** Start DOCUMENT SECTION **

Practice Five: Even the scale

 

 

I feel beautiful when I'm at peace with myself. When I'm serene, when I'm a good person, when I've been considerate of others.

- Elle Macpherson

 

 

A relationship with a narcissist is lopsided. Their plans always have priority. In a conversation, their voice has priority. When you try to influence them, they put up massive walls. Unless it serves their interest, they say no.

 

Your lifelong mission is to cultivate relationships where the scale is even. It’s a skill which takes time to hone. If you’ve been in contact with narcissists most of your life, you might have lost sight of what balance looks like in a relationship. You might be the kind of person who always says yes, and then brushes it off when the other person keeps saying no to you. You might sit quietly, and listen empathically for hours, help the other person with their issues, but when you assert your opinions or problems, you’re met with a blank stare and a dismissive comment.

** End DOCUMENT SECTION **

Copy the part of the Practice Five text that opens with the words containing "- Elle Macpherson" and closes with "a dismissive comment.", putting "uneven" wherever "lopsided" appears.

** Start DATASET EXCERPTS **

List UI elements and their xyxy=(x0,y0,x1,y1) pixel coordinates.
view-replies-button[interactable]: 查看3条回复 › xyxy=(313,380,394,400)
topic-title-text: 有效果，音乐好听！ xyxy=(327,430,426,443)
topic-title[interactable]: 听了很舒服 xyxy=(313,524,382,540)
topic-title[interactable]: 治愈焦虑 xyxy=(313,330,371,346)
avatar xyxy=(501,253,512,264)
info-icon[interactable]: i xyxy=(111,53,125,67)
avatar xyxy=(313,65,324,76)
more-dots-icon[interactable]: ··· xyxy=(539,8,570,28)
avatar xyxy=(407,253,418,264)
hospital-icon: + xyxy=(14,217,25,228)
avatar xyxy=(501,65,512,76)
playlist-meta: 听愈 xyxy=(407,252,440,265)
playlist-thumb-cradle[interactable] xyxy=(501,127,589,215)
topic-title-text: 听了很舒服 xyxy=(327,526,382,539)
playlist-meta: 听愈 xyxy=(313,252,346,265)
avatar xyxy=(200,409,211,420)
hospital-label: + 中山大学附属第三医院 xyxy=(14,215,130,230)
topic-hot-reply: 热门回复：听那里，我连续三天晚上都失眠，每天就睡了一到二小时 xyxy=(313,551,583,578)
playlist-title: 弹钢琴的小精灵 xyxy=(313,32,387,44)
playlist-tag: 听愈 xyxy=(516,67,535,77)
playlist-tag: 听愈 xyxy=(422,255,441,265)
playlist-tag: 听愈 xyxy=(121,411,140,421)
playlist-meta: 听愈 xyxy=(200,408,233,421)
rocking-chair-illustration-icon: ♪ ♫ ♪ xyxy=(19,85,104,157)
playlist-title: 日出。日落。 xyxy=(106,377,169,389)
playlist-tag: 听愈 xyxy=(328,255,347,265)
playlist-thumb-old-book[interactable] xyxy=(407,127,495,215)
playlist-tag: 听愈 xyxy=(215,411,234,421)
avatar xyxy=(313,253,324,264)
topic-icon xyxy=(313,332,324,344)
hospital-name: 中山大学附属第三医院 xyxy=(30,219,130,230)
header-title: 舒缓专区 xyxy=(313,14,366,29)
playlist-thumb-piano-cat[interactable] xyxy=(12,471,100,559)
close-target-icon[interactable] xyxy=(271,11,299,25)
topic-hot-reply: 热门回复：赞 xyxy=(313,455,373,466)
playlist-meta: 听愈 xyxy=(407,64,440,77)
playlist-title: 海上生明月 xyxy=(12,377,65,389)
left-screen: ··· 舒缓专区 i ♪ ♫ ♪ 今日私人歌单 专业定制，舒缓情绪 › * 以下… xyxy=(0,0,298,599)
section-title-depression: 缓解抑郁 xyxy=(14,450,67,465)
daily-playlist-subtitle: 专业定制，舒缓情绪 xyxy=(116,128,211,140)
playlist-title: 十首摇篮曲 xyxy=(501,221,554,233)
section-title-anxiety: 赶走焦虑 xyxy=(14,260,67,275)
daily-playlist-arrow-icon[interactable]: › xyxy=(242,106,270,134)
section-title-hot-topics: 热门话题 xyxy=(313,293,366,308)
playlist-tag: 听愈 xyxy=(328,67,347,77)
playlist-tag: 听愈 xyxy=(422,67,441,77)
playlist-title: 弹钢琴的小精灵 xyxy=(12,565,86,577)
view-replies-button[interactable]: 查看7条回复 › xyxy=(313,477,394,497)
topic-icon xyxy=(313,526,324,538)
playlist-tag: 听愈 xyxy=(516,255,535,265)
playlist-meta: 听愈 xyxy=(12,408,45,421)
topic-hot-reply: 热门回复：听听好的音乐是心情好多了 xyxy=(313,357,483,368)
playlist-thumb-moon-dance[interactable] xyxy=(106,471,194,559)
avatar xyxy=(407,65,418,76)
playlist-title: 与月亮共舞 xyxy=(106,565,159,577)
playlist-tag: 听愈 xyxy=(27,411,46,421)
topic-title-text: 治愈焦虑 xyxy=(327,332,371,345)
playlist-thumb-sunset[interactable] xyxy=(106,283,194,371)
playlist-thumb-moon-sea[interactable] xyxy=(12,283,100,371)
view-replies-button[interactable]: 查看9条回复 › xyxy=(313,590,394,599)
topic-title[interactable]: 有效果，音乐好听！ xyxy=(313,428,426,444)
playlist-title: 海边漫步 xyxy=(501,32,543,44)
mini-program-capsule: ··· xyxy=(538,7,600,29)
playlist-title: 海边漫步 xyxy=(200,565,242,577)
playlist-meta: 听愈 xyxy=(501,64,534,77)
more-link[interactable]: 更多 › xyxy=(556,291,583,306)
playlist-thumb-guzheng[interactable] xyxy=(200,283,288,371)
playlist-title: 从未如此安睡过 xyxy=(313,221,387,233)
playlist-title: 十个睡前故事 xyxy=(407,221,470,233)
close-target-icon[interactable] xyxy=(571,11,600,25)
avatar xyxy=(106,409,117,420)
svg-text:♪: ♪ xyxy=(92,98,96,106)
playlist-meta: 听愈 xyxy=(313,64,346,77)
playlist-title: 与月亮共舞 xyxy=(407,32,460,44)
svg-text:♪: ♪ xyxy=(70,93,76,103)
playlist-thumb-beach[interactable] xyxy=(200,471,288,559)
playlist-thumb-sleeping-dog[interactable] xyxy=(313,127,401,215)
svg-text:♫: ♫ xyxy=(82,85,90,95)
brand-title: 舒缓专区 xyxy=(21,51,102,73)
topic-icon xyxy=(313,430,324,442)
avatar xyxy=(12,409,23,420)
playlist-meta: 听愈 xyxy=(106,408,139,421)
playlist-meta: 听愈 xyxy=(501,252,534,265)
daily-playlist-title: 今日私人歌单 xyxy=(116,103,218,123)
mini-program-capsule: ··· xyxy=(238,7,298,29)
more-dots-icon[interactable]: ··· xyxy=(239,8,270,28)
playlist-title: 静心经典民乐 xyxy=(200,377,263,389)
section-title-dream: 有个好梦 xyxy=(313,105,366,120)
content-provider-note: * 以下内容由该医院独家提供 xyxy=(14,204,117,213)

** End DATASET EXCERPTS **

◆ WRITTEN SOLUTION:
- Elle Macpherson

 

 

A relationship with a narcissist is uneven. Their plans always have priority. In a conversation, their voice has priority. When you try to influence them, they put up massive walls. Unless it serves their interest, they say no.

 

Your lifelong mission is to cultivate relationships where the scale is even. It’s a skill which takes time to hone. If you’ve been in contact with narcissists most of your life, you might have lost sight of what balance looks like in a relationship. You might be the kind of person who always says yes, and then brushes it off when the other person keeps saying no to you. You might sit quietly, and listen empathically for hours, help the other person with their issues, but when you assert your opinions or problems, you’re met with a blank stare and a dismissive comment.